▽

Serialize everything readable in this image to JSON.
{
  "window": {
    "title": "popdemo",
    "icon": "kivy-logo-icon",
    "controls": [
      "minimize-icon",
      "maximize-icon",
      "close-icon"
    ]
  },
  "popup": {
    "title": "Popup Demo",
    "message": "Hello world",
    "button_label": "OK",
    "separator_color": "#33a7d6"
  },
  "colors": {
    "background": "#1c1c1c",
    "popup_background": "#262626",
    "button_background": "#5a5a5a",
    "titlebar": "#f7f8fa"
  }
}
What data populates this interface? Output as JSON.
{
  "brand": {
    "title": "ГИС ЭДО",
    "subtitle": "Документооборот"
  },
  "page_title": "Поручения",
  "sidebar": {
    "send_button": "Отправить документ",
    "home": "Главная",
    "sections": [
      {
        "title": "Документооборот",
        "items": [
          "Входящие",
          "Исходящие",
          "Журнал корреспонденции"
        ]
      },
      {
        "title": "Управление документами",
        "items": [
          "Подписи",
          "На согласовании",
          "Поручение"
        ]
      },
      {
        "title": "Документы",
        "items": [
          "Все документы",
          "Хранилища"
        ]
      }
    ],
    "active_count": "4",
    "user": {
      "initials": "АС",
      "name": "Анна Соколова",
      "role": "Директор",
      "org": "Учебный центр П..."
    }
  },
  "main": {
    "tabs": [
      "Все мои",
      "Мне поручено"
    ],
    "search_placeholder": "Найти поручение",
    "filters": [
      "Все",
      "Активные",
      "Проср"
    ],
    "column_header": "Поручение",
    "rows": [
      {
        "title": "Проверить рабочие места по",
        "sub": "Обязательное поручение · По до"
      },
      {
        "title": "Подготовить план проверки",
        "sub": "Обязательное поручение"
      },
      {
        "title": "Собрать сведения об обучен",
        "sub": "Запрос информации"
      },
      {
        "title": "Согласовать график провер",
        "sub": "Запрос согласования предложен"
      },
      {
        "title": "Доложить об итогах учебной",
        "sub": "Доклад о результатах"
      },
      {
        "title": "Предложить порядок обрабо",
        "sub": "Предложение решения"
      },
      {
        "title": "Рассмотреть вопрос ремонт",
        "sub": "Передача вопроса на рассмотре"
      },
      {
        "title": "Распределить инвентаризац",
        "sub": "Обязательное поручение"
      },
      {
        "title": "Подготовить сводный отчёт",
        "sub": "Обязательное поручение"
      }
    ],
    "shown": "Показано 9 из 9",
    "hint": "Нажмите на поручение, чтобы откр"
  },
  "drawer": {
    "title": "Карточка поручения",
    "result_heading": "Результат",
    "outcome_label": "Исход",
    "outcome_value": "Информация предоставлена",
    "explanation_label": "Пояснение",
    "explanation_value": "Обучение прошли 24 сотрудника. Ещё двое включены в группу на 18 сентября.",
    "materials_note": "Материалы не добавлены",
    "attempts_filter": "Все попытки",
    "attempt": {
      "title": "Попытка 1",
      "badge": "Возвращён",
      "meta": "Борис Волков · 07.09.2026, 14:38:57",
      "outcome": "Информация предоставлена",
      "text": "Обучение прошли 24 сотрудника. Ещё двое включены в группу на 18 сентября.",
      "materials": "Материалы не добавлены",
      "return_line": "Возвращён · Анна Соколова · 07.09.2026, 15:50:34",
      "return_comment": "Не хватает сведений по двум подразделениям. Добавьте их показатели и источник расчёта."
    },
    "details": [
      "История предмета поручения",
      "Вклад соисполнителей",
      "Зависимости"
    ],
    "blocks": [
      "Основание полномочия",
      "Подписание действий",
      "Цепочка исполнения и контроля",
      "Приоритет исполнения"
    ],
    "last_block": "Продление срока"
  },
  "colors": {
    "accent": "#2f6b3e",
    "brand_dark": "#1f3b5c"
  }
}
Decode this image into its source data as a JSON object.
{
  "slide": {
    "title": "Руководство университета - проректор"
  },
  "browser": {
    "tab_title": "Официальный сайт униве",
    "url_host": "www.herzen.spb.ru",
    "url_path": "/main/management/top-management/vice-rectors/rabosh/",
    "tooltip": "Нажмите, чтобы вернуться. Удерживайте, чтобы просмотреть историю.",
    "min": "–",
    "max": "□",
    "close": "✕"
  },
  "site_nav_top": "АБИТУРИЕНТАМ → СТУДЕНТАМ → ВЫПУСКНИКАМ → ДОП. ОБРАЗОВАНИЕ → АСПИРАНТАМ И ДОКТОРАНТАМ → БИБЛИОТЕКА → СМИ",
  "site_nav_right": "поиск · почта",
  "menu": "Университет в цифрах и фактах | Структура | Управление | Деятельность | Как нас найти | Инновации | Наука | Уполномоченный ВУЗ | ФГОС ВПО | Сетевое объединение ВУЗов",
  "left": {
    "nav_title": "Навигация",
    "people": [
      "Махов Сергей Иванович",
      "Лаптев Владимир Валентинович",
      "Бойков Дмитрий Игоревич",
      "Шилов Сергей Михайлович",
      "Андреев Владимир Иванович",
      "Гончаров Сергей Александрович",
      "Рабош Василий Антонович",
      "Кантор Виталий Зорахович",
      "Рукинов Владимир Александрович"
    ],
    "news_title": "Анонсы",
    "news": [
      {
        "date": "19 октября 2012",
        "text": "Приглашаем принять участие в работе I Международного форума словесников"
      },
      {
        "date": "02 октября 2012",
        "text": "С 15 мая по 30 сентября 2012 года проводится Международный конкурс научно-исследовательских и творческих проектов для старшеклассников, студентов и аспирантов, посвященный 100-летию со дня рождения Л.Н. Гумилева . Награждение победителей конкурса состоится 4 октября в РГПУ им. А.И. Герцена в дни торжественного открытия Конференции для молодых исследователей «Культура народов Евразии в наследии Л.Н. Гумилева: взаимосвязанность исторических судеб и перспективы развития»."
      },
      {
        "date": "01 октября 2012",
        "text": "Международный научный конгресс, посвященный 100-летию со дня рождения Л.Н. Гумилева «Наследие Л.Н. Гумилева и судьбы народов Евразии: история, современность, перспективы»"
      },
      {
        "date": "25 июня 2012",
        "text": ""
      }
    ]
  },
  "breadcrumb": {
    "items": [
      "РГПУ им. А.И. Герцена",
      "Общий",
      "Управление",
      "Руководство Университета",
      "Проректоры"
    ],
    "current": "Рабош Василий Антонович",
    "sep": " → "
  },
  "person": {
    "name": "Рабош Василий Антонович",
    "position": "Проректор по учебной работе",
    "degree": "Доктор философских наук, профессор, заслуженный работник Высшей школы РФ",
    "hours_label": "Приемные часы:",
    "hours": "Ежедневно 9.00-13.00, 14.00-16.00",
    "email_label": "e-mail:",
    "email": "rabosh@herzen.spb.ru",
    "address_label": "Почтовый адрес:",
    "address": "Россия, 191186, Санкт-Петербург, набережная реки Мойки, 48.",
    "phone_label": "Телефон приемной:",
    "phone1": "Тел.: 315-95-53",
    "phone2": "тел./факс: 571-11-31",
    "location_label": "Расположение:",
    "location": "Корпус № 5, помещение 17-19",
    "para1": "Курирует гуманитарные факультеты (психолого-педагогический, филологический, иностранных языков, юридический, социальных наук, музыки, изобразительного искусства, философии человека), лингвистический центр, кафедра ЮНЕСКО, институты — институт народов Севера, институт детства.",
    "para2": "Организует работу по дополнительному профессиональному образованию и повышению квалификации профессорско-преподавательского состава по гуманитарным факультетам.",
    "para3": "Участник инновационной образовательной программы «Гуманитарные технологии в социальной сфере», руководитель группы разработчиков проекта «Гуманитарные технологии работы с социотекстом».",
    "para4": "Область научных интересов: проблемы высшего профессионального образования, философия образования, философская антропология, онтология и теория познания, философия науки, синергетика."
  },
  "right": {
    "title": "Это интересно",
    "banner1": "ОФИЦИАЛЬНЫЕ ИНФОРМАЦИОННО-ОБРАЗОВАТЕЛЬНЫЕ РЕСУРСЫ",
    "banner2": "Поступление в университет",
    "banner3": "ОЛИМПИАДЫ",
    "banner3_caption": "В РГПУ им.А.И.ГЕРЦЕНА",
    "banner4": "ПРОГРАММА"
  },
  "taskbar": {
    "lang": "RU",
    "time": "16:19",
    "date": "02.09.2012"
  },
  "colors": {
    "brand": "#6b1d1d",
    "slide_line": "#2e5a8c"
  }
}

△

Exercise goal: Find each line in the records holding the string "Возвращён" and show it.

Result of the task:
      "badge": "Возвращён",
      "return_line": "Возвращён · Анна Соколова · 07.09.2026, 15:50:34",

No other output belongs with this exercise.